(Figure contents as structured data)
-------

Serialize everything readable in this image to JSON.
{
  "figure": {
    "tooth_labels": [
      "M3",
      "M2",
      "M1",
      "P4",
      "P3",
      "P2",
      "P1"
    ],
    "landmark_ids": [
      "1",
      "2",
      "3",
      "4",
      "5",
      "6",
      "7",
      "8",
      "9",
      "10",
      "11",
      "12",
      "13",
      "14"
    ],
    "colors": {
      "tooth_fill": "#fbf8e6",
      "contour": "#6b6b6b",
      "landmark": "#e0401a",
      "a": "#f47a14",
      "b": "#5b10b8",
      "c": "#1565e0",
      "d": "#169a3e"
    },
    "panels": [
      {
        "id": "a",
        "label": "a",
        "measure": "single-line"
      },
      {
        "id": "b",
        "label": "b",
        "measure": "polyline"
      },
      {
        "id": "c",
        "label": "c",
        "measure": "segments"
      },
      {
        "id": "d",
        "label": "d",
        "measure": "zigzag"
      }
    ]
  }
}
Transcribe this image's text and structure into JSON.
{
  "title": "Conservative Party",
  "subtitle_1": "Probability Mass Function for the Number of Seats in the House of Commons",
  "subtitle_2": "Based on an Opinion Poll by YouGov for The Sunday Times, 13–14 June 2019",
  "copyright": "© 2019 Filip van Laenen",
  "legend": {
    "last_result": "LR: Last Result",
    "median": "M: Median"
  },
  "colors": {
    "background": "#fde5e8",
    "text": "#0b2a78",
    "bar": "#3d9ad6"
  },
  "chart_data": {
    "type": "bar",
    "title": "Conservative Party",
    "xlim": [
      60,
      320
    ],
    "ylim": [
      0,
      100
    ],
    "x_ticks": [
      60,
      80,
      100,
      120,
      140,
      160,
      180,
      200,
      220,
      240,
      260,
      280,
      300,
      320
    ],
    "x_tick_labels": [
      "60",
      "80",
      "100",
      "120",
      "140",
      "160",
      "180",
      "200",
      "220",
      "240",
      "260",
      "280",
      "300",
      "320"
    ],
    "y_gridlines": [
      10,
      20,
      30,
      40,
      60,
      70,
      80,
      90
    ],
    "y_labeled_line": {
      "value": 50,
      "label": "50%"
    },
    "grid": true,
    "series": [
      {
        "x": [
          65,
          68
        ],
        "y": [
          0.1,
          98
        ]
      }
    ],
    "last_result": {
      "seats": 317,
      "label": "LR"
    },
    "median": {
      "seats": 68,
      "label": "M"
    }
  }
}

-------

> [WRITTEN EXERCISE]
The records above are to be repeated exactly, in their entirety.

> [OUTPUT]
Serialize everything readable in this image to JSON.
{
  "figure": {
    "tooth_labels": [
      "M3",
      "M2",
      "M1",
      "P4",
      "P3",
      "P2",
      "P1"
    ],
    "landmark_ids": [
      "1",
      "2",
      "3",
      "4",
      "5",
      "6",
      "7",
      "8",
      "9",
      "10",
      "11",
      "12",
      "13",
      "14"
    ],
    "colors": {
      "tooth_fill": "#fbf8e6",
      "contour": "#6b6b6b",
      "landmark": "#e0401a",
      "a": "#f47a14",
      "b": "#5b10b8",
      "c": "#1565e0",
      "d": "#169a3e"
    },
    "panels": [
      {
        "id": "a",
        "label": "a",
        "measure": "single-line"
      },
      {
        "id": "b",
        "label": "b",
        "measure": "polyline"
      },
      {
        "id": "c",
        "label": "c",
        "measure": "segments"
      },
      {
        "id": "d",
        "label": "d",
        "measure": "zigzag"
      }
    ]
  }
}
Transcribe this image's text and structure into JSON.
{
  "title": "Conservative Party",
  "subtitle_1": "Probability Mass Function for the Number of Seats in the House of Commons",
  "subtitle_2": "Based on an Opinion Poll by YouGov for The Sunday Times, 13–14 June 2019",
  "copyright": "© 2019 Filip van Laenen",
  "legend": {
    "last_result": "LR: Last Result",
    "median": "M: Median"
  },
  "colors": {
    "background": "#fde5e8",
    "text": "#0b2a78",
    "bar": "#3d9ad6"
  },
  "chart_data": {
    "type": "bar",
    "title": "Conservative Party",
    "xlim": [
      60,
      320
    ],
    "ylim": [
      0,
      100
    ],
    "x_ticks": [
      60,
      80,
      100,
      120,
      140,
      160,
      180,
      200,
      220,
      240,
      260,
      280,
      300,
      320
    ],
    "x_tick_labels": [
      "60",
      "80",
      "100",
      "120",
      "140",
      "160",
      "180",
      "200",
      "220",
      "240",
      "260",
      "280",
      "300",
      "320"
    ],
    "y_gridlines": [
      10,
      20,
      30,
      40,
      60,
      70,
      80,
      90
    ],
    "y_labeled_line": {
      "value": 50,
      "label": "50%"
    },
    "grid": true,
    "series": [
      {
        "x": [
          65,
          68
        ],
        "y": [
          0.1,
          98
        ]
      }
    ],
    "last_result": {
      "seats": 317,
      "label": "LR"
    },
    "median": {
      "seats": 68,
      "label": "M"
    }
  }
}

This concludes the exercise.